Saved entries
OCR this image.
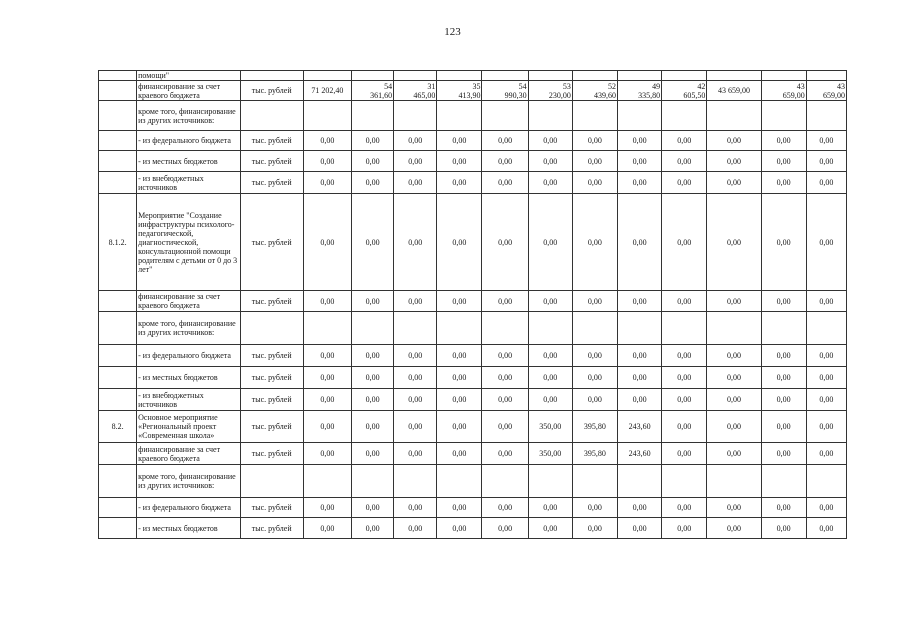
123
	помощи"													
	финансирование за счет краевого бюджета	тыс. рублей	71 202,40	54 361,60	31 465,00	35 413,90	54 990,30	53 230,00	52 439,60	49 335,80	42 605,50	43 659,00	43 659,00	43 659,00
	кроме того, финансирование из других источников:													
	- из федерального бюджета	тыс. рублей	0,00	0,00	0,00	0,00	0,00	0,00	0,00	0,00	0,00	0,00	0,00	0,00
	- из местных бюджетов	тыс. рублей	0,00	0,00	0,00	0,00	0,00	0,00	0,00	0,00	0,00	0,00	0,00	0,00
	- из внебюджетных источников	тыс. рублей	0,00	0,00	0,00	0,00	0,00	0,00	0,00	0,00	0,00	0,00	0,00	0,00
8.1.2.	Мероприятие "Создание инфраструктуры психолого-педагогической, диагностической, консультационной помощи родителям с детьми от 0 до 3 лет"	тыс. рублей	0,00	0,00	0,00	0,00	0,00	0,00	0,00	0,00	0,00	0,00	0,00	0,00
	финансирование за счет краевого бюджета	тыс. рублей	0,00	0,00	0,00	0,00	0,00	0,00	0,00	0,00	0,00	0,00	0,00	0,00
	кроме того, финансирование из других источников:													
	- из федерального бюджета	тыс. рублей	0,00	0,00	0,00	0,00	0,00	0,00	0,00	0,00	0,00	0,00	0,00	0,00
	- из местных бюджетов	тыс. рублей	0,00	0,00	0,00	0,00	0,00	0,00	0,00	0,00	0,00	0,00	0,00	0,00
	- из внебюджетных источников	тыс. рублей	0,00	0,00	0,00	0,00	0,00	0,00	0,00	0,00	0,00	0,00	0,00	0,00
8.2.	Основное мероприятие «Региональный проект «Современная школа»	тыс. рублей	0,00	0,00	0,00	0,00	0,00	350,00	395,80	243,60	0,00	0,00	0,00	0,00
	финансирование за счет краевого бюджета	тыс. рублей	0,00	0,00	0,00	0,00	0,00	350,00	395,80	243,60	0,00	0,00	0,00	0,00
	кроме того, финансирование из других источников:													
	- из федерального бюджета	тыс. рублей	0,00	0,00	0,00	0,00	0,00	0,00	0,00	0,00	0,00	0,00	0,00	0,00
	- из местных бюджетов	тыс. рублей	0,00	0,00	0,00	0,00	0,00	0,00	0,00	0,00	0,00	0,00	0,00	0,00
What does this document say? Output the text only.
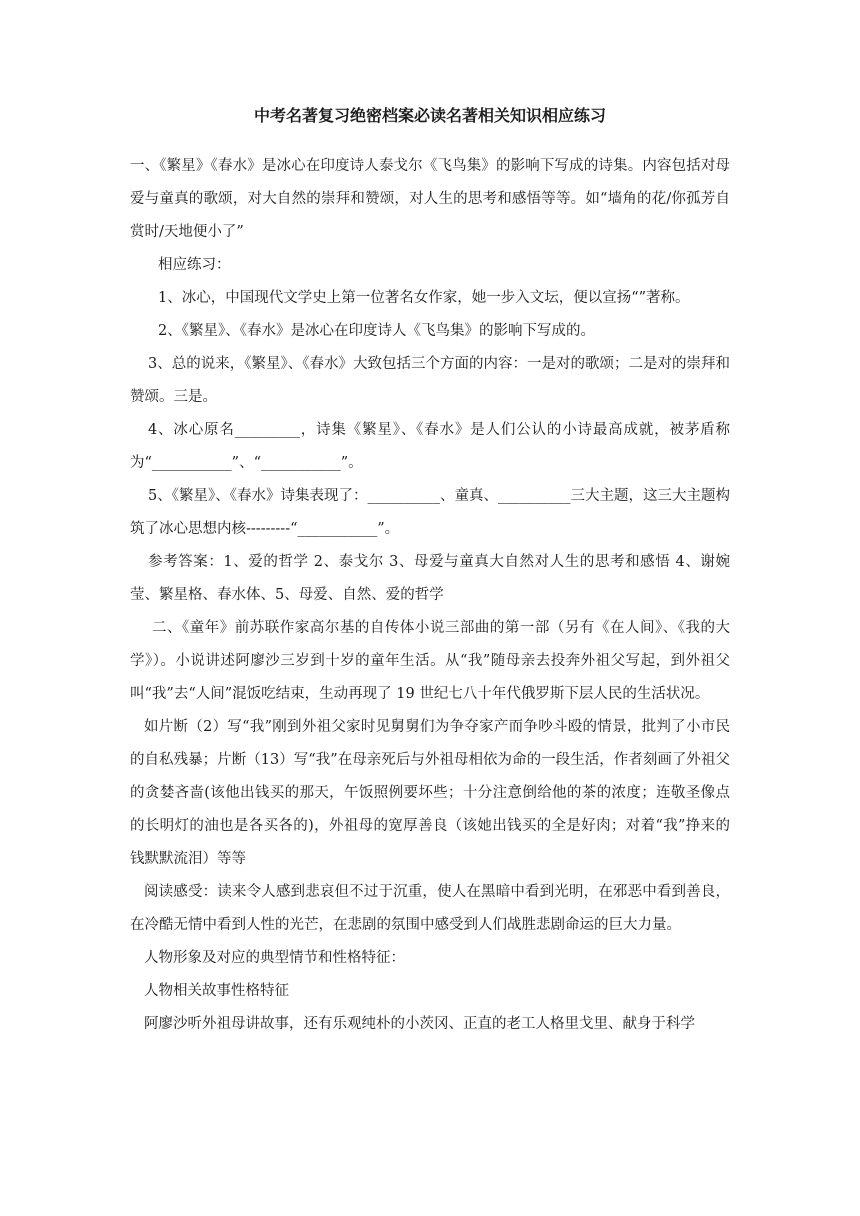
中考名著复习绝密档案必读名著相关知识相应练习

一、《繁星》《春水》是冰心在印度诗人泰戈尔《飞鸟集》的影响下写成的诗集。内容包括对母爱与童真的歌颂，对大自然的崇拜和赞颂，对人生的思考和感悟等等。如“墙角的花/你孤芳自赏时/天地便小了”

相应练习：

1、冰心，中国现代文学史上第一位著名女作家，她一步入文坛，便以宣扬“”著称。

2、《繁星》、《春水》是冰心在印度诗人《飞鸟集》的影响下写成的。

3、总的说来，《繁星》、《春水》大致包括三个方面的内容：一是对的歌颂；二是对的崇拜和赞颂。三是。

4、冰心原名_________，诗集《繁星》、《春水》是人们公认的小诗最高成就，被茅盾称为“___________”、“___________”。

5、《繁星》、《春水》诗集表现了：__________、童真、__________三大主题，这三大主题构筑了冰心思想内核---------“___________”。

参考答案：1、爱的哲学 2、泰戈尔 3、母爱与童真大自然对人生的思考和感悟 4、谢婉莹、繁星格、春水体、5、母爱、自然、爱的哲学

二、《童年》前苏联作家高尔基的自传体小说三部曲的第一部（另有《在人间》、《我的大学》）。小说讲述阿廖沙三岁到十岁的童年生活。从“我”随母亲去投奔外祖父写起，到外祖父叫“我”去“人间”混饭吃结束，生动再现了 19 世纪七八十年代俄罗斯下层人民的生活状况。

如片断（2）写“我”刚到外祖父家时见舅舅们为争夺家产而争吵斗殴的情景，批判了小市民的自私残暴；片断（13）写“我”在母亲死后与外祖母相依为命的一段生活，作者刻画了外祖父的贪婪吝啬(该他出钱买的那天，午饭照例要坏些；十分注意倒给他的茶的浓度；连敬圣像点的长明灯的油也是各买各的)，外祖母的宽厚善良（该她出钱买的全是好肉；对着“我”挣来的钱默默流泪）等等

阅读感受：读来令人感到悲哀但不过于沉重，使人在黑暗中看到光明，在邪恶中看到善良，在冷酷无情中看到人性的光芒，在悲剧的氛围中感受到人们战胜悲剧命运的巨大力量。

人物形象及对应的典型情节和性格特征：

人物相关故事性格特征

阿廖沙听外祖母讲故事，还有乐观纯朴的小茨冈、正直的老工人格里戈里、献身于科学
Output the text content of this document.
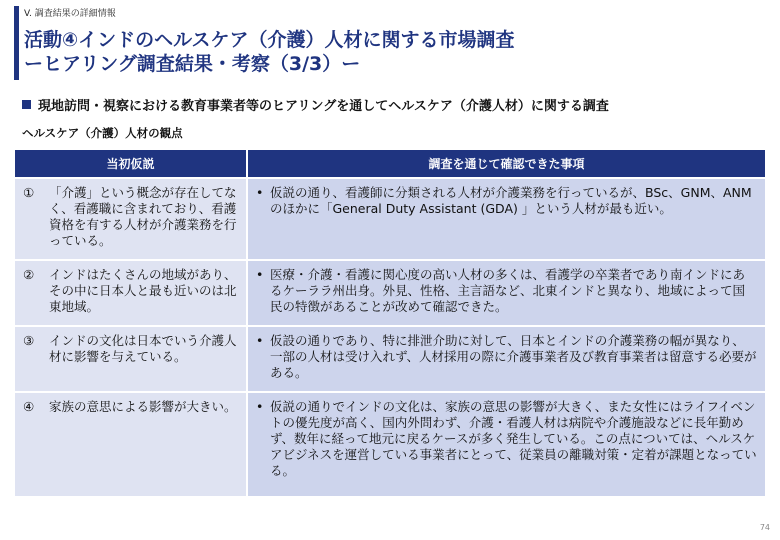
V. 調査結果の詳細情報
活動④インドのヘルスケア（介護）人材に関する市場調査
ーヒアリング調査結果・考察（3/3）ー
現地訪問・視察における教育事業者等のヒアリングを通してヘルスケア（介護人材）に関する調査
ヘルスケア（介護）人材の観点
当初仮説	調査を通じて確認できた事項

① 「介護」という概念が存在してなく、看護職に含まれており、看護資格を有する人材が介護業務を行っている。	• 仮説の通り、看護師に分類される人材が介護業務を行っているが、BSc、GNM、ANMのほかに「General Duty Assistant (GDA) 」という人材が最も近い。

② インドはたくさんの地域があり、その中に日本人と最も近いのは北東地域。	• 医療・介護・看護に関心度の高い人材の多くは、看護学の卒業者であり南インドにあるケーララ州出身。外見、性格、主言語など、北東インドと異なり、地域によって国民の特徴があることが改めて確認できた。

③ インドの文化は日本でいう介護人材に影響を与えている。	• 仮設の通りであり、特に排泄介助に対して、日本とインドの介護業務の幅が異なり、一部の人材は受け入れず、人材採用の際に介護事業者及び教育事業者は留意する必要がある。

④ 家族の意思による影響が大きい。	• 仮説の通りでインドの文化は、家族の意思の影響が大きく、また女性にはライフイベントの優先度が高く、国内外問わず、介護・看護人材は病院や介護施設などに長年勤めず、数年に経って地元に戻るケースが多く発生している。この点については、ヘルスケアビジネスを運営している事業者にとって、従業員の離職対策・定着が課題となっている。
74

**Requirement**
Restate each entry word for word, leaving out any pictures.

**Response to this exercise**
OCR this image.
123
	помощи"													
	финансирование за счет краевого бюджета	тыс. рублей	71 202,40	54 361,60	31 465,00	35 413,90	54 990,30	53 230,00	52 439,60	49 335,80	42 605,50	43 659,00	43 659,00	43 659,00
	кроме того, финансирование из других источников:													
	- из федерального бюджета	тыс. рублей	0,00	0,00	0,00	0,00	0,00	0,00	0,00	0,00	0,00	0,00	0,00	0,00
	- из местных бюджетов	тыс. рублей	0,00	0,00	0,00	0,00	0,00	0,00	0,00	0,00	0,00	0,00	0,00	0,00
	- из внебюджетных источников	тыс. рублей	0,00	0,00	0,00	0,00	0,00	0,00	0,00	0,00	0,00	0,00	0,00	0,00
8.1.2.	Мероприятие "Создание инфраструктуры психолого-педагогической, диагностической, консультационной помощи родителям с детьми от 0 до 3 лет"	тыс. рублей	0,00	0,00	0,00	0,00	0,00	0,00	0,00	0,00	0,00	0,00	0,00	0,00
	финансирование за счет краевого бюджета	тыс. рублей	0,00	0,00	0,00	0,00	0,00	0,00	0,00	0,00	0,00	0,00	0,00	0,00
	кроме того, финансирование из других источников:													
	- из федерального бюджета	тыс. рублей	0,00	0,00	0,00	0,00	0,00	0,00	0,00	0,00	0,00	0,00	0,00	0,00
	- из местных бюджетов	тыс. рублей	0,00	0,00	0,00	0,00	0,00	0,00	0,00	0,00	0,00	0,00	0,00	0,00
	- из внебюджетных источников	тыс. рублей	0,00	0,00	0,00	0,00	0,00	0,00	0,00	0,00	0,00	0,00	0,00	0,00
8.2.	Основное мероприятие «Региональный проект «Современная школа»	тыс. рублей	0,00	0,00	0,00	0,00	0,00	350,00	395,80	243,60	0,00	0,00	0,00	0,00
	финансирование за счет краевого бюджета	тыс. рублей	0,00	0,00	0,00	0,00	0,00	350,00	395,80	243,60	0,00	0,00	0,00	0,00
	кроме того, финансирование из других источников:													
	- из федерального бюджета	тыс. рублей	0,00	0,00	0,00	0,00	0,00	0,00	0,00	0,00	0,00	0,00	0,00	0,00
	- из местных бюджетов	тыс. рублей	0,00	0,00	0,00	0,00	0,00	0,00	0,00	0,00	0,00	0,00	0,00	0,00
What does this document say? Output the text only.
中考名著复习绝密档案必读名著相关知识相应练习

一、《繁星》《春水》是冰心在印度诗人泰戈尔《飞鸟集》的影响下写成的诗集。内容包括对母爱与童真的歌颂，对大自然的崇拜和赞颂，对人生的思考和感悟等等。如“墙角的花/你孤芳自赏时/天地便小了”

相应练习：

1、冰心，中国现代文学史上第一位著名女作家，她一步入文坛，便以宣扬“”著称。

2、《繁星》、《春水》是冰心在印度诗人《飞鸟集》的影响下写成的。

3、总的说来，《繁星》、《春水》大致包括三个方面的内容：一是对的歌颂；二是对的崇拜和赞颂。三是。

4、冰心原名_________，诗集《繁星》、《春水》是人们公认的小诗最高成就，被茅盾称为“___________”、“___________”。

5、《繁星》、《春水》诗集表现了：__________、童真、__________三大主题，这三大主题构筑了冰心思想内核---------“___________”。

参考答案：1、爱的哲学 2、泰戈尔 3、母爱与童真大自然对人生的思考和感悟 4、谢婉莹、繁星格、春水体、5、母爱、自然、爱的哲学

二、《童年》前苏联作家高尔基的自传体小说三部曲的第一部（另有《在人间》、《我的大学》）。小说讲述阿廖沙三岁到十岁的童年生活。从“我”随母亲去投奔外祖父写起，到外祖父叫“我”去“人间”混饭吃结束，生动再现了 19 世纪七八十年代俄罗斯下层人民的生活状况。

如片断（2）写“我”刚到外祖父家时见舅舅们为争夺家产而争吵斗殴的情景，批判了小市民的自私残暴；片断（13）写“我”在母亲死后与外祖母相依为命的一段生活，作者刻画了外祖父的贪婪吝啬(该他出钱买的那天，午饭照例要坏些；十分注意倒给他的茶的浓度；连敬圣像点的长明灯的油也是各买各的)，外祖母的宽厚善良（该她出钱买的全是好肉；对着“我”挣来的钱默默流泪）等等

阅读感受：读来令人感到悲哀但不过于沉重，使人在黑暗中看到光明，在邪恶中看到善良，在冷酷无情中看到人性的光芒，在悲剧的氛围中感受到人们战胜悲剧命运的巨大力量。

人物形象及对应的典型情节和性格特征：

人物相关故事性格特征

阿廖沙听外祖母讲故事，还有乐观纯朴的小茨冈、正直的老工人格里戈里、献身于科学
Output the text content of this document.
V. 調査結果の詳細情報
活動④インドのヘルスケア（介護）人材に関する市場調査
ーヒアリング調査結果・考察（3/3）ー
現地訪問・視察における教育事業者等のヒアリングを通してヘルスケア（介護人材）に関する調査
ヘルスケア（介護）人材の観点
当初仮説	調査を通じて確認できた事項

① 「介護」という概念が存在してなく、看護職に含まれており、看護資格を有する人材が介護業務を行っている。	• 仮説の通り、看護師に分類される人材が介護業務を行っているが、BSc、GNM、ANMのほかに「General Duty Assistant (GDA) 」という人材が最も近い。

② インドはたくさんの地域があり、その中に日本人と最も近いのは北東地域。	• 医療・介護・看護に関心度の高い人材の多くは、看護学の卒業者であり南インドにあるケーララ州出身。外見、性格、主言語など、北東インドと異なり、地域によって国民の特徴があることが改めて確認できた。

③ インドの文化は日本でいう介護人材に影響を与えている。	• 仮設の通りであり、特に排泄介助に対して、日本とインドの介護業務の幅が異なり、一部の人材は受け入れず、人材採用の際に介護事業者及び教育事業者は留意する必要がある。

④ 家族の意思による影響が大きい。	• 仮説の通りでインドの文化は、家族の意思の影響が大きく、また女性にはライフイベントの優先度が高く、国内外問わず、介護・看護人材は病院や介護施設などに長年勤めず、数年に経って地元に戻るケースが多く発生している。この点については、ヘルスケアビジネスを運営している事業者にとって、従業員の離職対策・定着が課題となっている。
74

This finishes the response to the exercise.